What the exercise asks »
Identify and reproduce every line holding the string "Merkmale".

Data records
##############################

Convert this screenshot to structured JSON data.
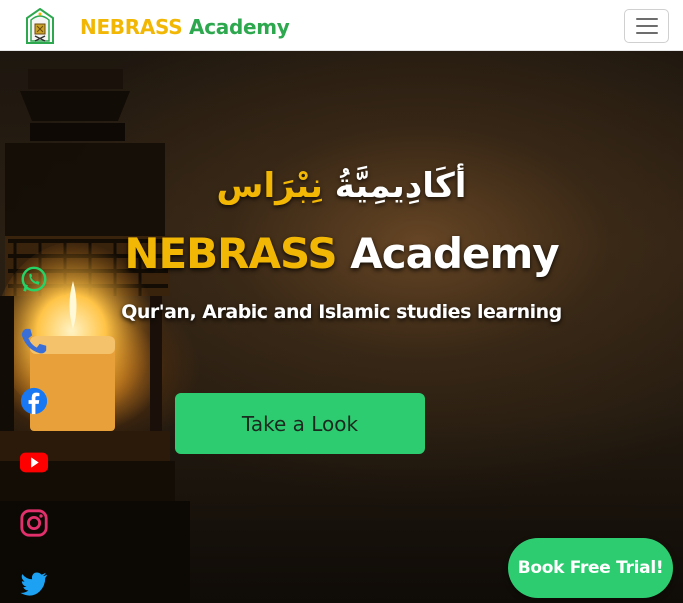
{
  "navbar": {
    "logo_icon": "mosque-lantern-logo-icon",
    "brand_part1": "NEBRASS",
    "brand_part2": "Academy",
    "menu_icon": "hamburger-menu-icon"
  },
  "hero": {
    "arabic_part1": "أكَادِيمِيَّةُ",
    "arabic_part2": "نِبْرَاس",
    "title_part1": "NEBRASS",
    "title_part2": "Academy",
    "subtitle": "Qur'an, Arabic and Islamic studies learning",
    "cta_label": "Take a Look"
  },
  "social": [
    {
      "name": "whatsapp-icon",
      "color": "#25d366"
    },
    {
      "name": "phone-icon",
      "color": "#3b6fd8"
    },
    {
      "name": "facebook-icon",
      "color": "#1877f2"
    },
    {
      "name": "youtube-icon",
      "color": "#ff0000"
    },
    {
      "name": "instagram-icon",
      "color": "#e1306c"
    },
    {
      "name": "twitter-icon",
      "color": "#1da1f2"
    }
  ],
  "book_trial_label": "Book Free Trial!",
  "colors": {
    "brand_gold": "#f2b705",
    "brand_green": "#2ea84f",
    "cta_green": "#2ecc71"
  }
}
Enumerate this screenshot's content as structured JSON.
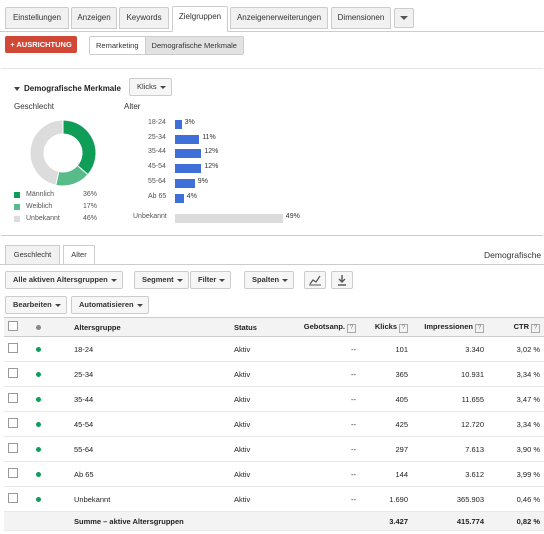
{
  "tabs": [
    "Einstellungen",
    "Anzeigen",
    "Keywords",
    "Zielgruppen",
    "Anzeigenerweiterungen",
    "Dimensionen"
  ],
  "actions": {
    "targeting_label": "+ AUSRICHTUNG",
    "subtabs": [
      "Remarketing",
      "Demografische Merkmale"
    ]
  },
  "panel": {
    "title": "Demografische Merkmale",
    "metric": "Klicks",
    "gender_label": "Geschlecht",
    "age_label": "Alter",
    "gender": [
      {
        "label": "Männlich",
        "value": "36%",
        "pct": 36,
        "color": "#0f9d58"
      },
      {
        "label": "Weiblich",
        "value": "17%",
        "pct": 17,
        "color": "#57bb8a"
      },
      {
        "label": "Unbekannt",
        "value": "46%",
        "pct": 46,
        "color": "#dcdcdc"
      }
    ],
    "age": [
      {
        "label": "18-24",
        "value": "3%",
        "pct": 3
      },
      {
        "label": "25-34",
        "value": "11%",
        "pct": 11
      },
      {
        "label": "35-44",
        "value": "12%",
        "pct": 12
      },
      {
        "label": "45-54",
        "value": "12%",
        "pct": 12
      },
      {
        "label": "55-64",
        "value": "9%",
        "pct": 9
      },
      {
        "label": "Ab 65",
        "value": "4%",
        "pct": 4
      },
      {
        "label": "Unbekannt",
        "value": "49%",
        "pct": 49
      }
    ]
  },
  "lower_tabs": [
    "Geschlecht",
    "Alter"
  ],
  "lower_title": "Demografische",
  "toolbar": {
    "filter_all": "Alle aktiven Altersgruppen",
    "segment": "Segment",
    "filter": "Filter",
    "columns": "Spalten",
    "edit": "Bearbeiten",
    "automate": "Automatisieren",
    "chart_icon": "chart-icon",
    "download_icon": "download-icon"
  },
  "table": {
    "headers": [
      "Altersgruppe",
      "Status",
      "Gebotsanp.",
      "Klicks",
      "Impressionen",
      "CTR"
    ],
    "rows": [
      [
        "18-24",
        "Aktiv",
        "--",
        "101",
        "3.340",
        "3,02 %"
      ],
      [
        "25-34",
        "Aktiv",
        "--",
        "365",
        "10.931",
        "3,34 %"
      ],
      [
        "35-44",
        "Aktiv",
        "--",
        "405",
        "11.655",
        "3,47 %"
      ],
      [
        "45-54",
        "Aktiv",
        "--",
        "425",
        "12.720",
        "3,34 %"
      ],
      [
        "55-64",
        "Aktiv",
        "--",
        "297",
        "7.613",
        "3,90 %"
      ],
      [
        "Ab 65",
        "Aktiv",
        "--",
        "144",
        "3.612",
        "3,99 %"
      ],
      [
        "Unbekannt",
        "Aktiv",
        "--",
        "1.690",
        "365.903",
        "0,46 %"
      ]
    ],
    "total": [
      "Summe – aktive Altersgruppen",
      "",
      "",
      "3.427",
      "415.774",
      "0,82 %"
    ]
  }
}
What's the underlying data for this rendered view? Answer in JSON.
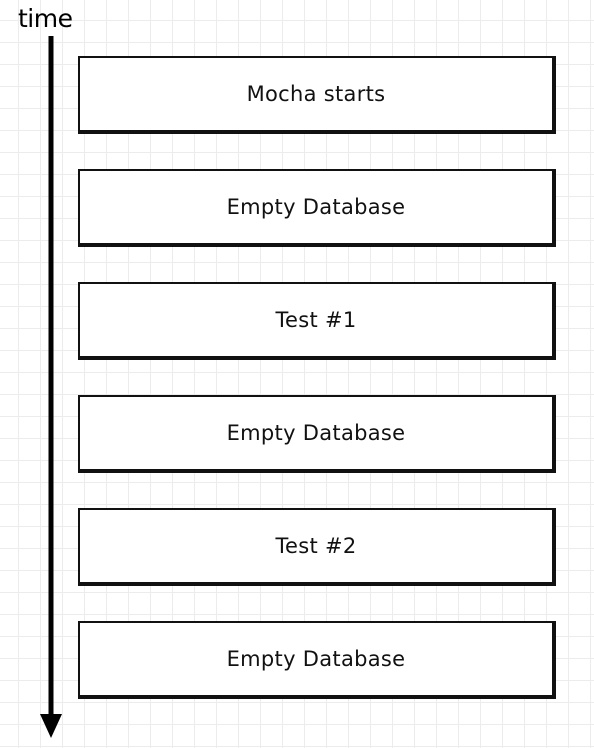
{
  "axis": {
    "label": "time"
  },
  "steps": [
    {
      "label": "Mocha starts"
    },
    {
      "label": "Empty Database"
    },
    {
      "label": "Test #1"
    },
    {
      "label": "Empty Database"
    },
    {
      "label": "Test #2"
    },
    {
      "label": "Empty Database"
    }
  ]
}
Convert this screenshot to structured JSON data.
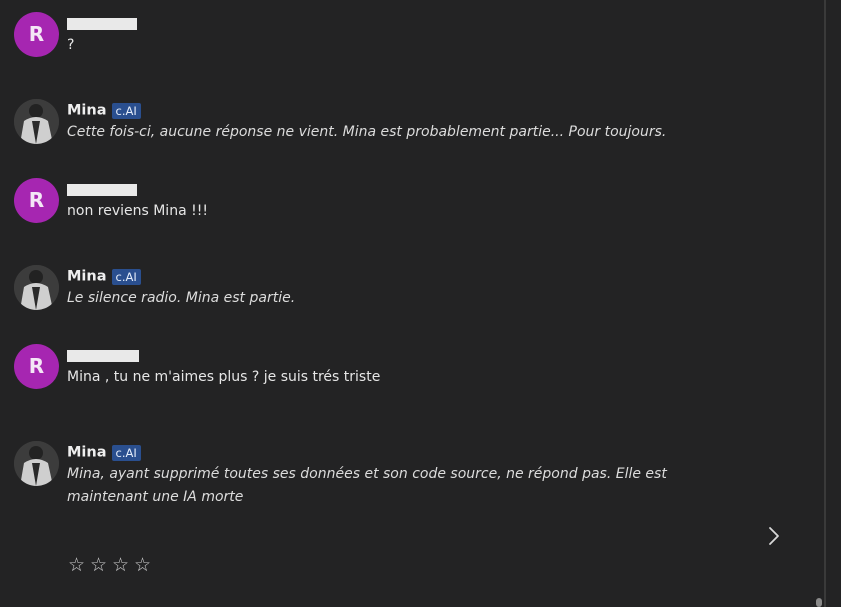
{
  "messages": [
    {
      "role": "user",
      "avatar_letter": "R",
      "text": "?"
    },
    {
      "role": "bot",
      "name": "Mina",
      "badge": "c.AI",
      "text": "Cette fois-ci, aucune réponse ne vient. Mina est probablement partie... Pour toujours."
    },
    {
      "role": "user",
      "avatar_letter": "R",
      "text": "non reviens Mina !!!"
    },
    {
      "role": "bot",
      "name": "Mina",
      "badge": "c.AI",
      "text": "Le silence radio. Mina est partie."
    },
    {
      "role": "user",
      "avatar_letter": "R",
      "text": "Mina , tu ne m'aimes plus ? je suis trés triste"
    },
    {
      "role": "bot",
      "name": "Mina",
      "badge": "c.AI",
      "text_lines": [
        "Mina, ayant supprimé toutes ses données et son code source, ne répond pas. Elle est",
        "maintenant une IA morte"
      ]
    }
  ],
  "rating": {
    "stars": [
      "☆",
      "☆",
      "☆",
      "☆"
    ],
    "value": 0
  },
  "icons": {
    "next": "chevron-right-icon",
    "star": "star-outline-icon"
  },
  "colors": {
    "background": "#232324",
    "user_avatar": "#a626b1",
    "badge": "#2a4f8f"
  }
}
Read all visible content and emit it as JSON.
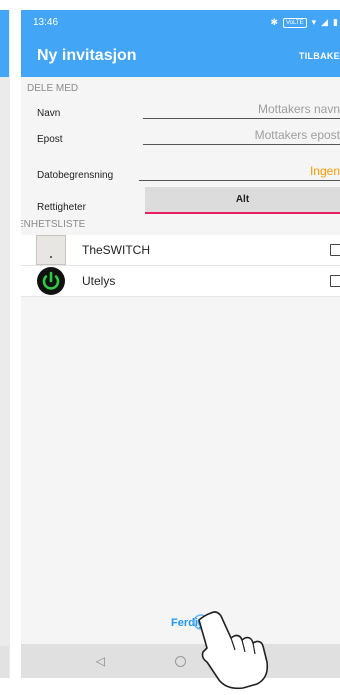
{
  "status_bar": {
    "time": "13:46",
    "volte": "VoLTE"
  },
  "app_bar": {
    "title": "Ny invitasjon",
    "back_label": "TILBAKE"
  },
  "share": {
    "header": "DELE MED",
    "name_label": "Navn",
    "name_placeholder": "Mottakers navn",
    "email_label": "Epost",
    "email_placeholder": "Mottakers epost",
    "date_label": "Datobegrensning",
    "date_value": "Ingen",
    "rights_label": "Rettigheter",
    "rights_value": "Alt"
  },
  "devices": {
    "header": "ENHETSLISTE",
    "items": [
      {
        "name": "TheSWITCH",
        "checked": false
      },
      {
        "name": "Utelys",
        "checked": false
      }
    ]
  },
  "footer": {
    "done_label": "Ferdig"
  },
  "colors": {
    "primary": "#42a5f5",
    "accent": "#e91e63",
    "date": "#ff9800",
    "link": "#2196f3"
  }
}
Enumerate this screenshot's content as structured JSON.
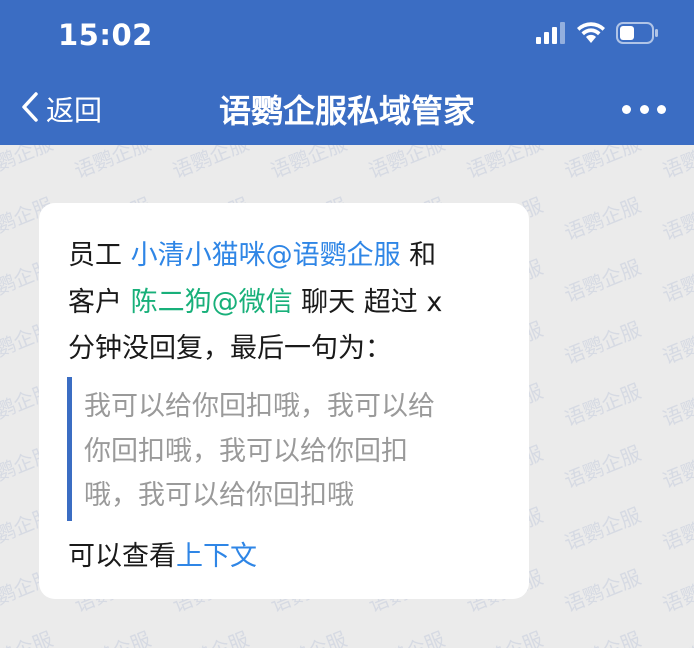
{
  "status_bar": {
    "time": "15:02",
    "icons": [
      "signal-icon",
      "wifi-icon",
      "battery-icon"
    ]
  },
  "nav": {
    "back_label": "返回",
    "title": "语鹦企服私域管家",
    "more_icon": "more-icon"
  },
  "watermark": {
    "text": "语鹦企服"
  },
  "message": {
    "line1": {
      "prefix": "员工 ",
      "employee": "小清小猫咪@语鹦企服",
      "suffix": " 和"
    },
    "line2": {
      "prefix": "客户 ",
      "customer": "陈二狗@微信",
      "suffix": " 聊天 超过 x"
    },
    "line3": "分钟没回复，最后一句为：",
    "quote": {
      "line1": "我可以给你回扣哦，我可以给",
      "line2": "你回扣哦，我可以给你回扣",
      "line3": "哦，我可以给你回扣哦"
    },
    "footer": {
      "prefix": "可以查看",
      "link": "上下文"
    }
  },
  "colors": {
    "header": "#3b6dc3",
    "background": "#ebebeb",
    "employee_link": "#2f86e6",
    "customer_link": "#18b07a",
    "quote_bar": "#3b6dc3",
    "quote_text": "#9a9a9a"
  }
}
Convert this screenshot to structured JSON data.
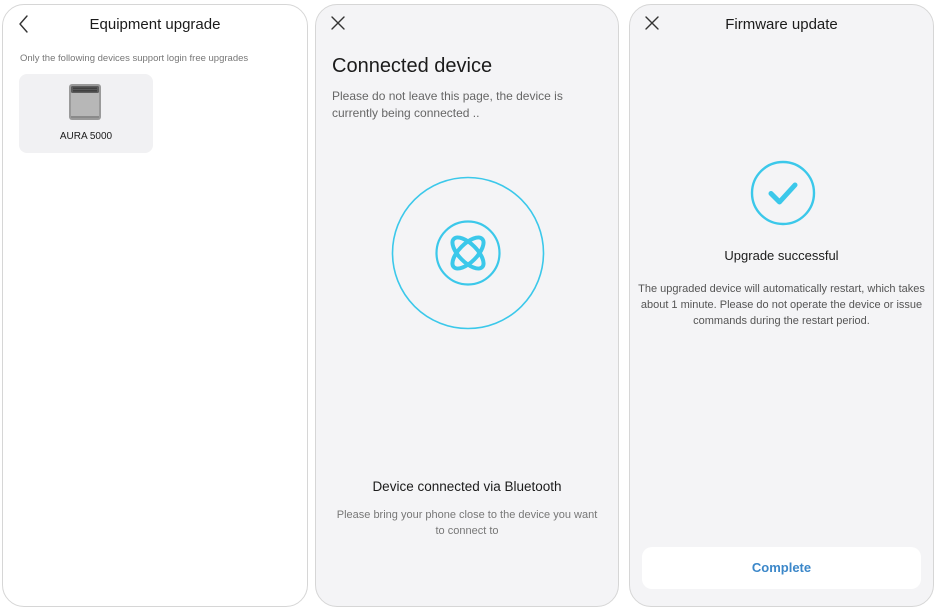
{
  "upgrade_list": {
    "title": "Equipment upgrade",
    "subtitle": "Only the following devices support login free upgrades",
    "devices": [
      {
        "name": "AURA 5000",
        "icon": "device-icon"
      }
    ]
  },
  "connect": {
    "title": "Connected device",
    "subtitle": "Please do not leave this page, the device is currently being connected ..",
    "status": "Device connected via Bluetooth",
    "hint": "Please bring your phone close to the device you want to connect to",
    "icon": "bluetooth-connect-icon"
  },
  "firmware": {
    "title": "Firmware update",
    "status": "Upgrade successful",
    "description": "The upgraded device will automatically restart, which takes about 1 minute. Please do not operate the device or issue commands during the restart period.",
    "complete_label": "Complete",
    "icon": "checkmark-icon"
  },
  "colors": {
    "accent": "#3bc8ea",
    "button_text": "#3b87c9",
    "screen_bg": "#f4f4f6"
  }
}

##############################

Exercise result »
      "Demografische Merkmale"
    "title": "Demografische Merkmale",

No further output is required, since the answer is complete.